● **The task**: Please convert each line of the listing below into a numbered list, skipping blank lines and omitting the pictures.

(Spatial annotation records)
____
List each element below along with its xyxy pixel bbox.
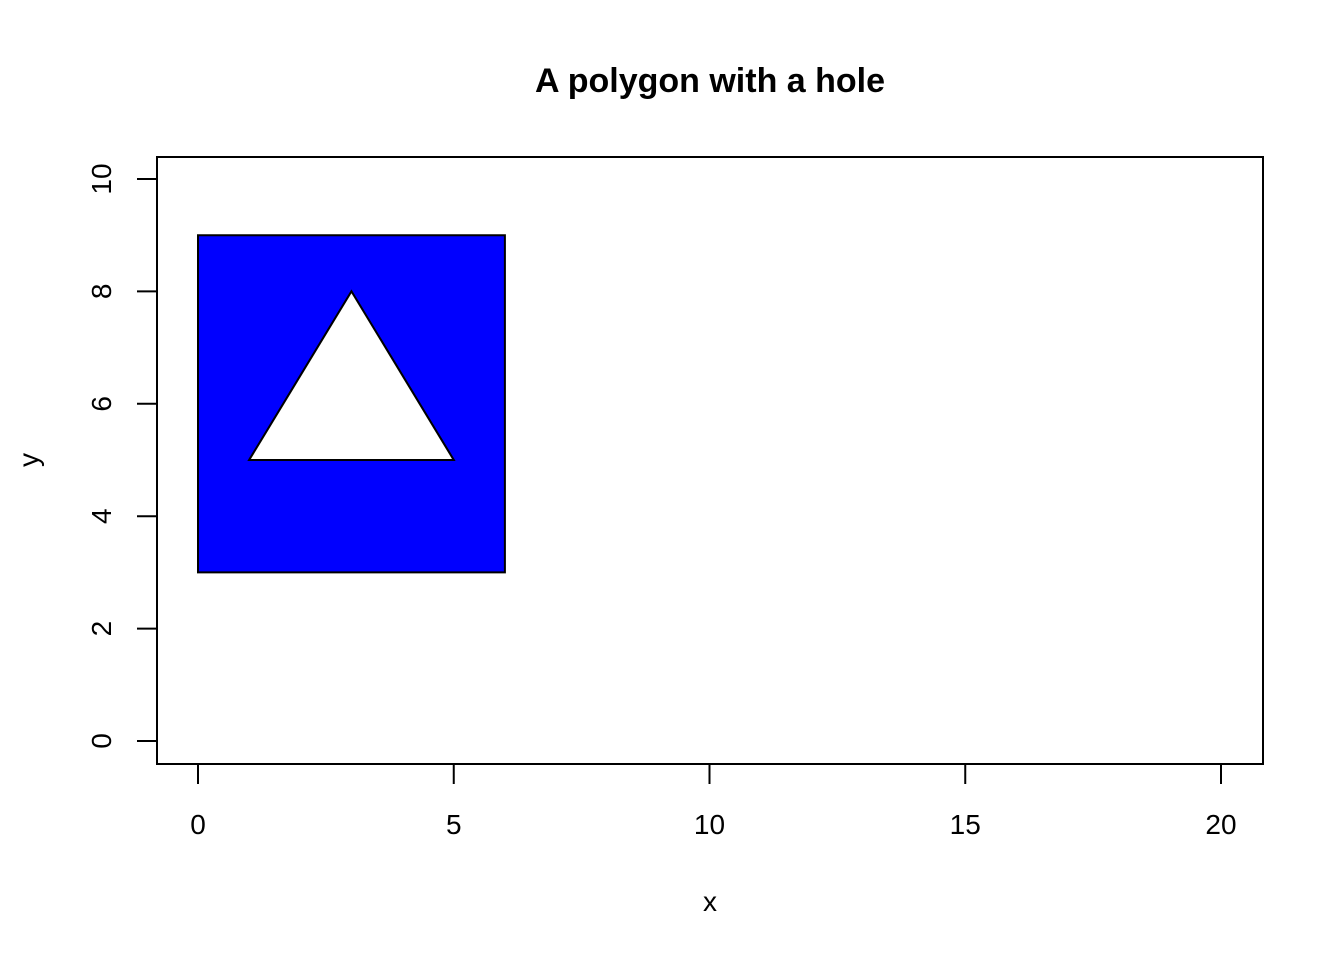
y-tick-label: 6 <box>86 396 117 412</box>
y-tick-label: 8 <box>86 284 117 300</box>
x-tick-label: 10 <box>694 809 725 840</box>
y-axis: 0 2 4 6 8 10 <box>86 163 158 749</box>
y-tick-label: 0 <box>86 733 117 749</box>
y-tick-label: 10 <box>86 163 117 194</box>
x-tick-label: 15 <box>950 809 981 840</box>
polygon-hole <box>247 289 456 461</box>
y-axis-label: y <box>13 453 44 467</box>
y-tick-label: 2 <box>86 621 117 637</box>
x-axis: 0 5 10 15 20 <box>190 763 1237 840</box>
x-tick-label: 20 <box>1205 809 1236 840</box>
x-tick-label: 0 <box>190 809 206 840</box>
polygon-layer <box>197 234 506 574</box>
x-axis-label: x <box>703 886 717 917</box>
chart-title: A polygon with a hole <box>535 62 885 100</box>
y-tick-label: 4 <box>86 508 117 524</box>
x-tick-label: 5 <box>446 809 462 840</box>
____
● **Exercise solution**:
1. List each element below along with its xyxy pixel bbox.
2. y-tick-label: 6 <box>86 396 117 412</box>
3. y-tick-label: 8 <box>86 284 117 300</box>
4. x-tick-label: 10 <box>694 809 725 840</box>
5. y-axis: 0 2 4 6 8 10 <box>86 163 158 749</box>
6. y-tick-label: 0 <box>86 733 117 749</box>
7. y-tick-label: 10 <box>86 163 117 194</box>
8. x-tick-label: 15 <box>950 809 981 840</box>
9. polygon-hole <box>247 289 456 461</box>
10. y-axis-label: y <box>13 453 44 467</box>
11. y-tick-label: 2 <box>86 621 117 637</box>
12. x-axis: 0 5 10 15 20 <box>190 763 1237 840</box>
13. x-tick-label: 20 <box>1205 809 1236 840</box>
14. x-tick-label: 0 <box>190 809 206 840</box>
15. polygon-layer <box>197 234 506 574</box>
16. x-axis-label: x <box>703 886 717 917</box>
17. chart-title: A polygon with a hole <box>535 62 885 100</box>
18. y-tick-label: 4 <box>86 508 117 524</box>
19. x-tick-label: 5 <box>446 809 462 840</box>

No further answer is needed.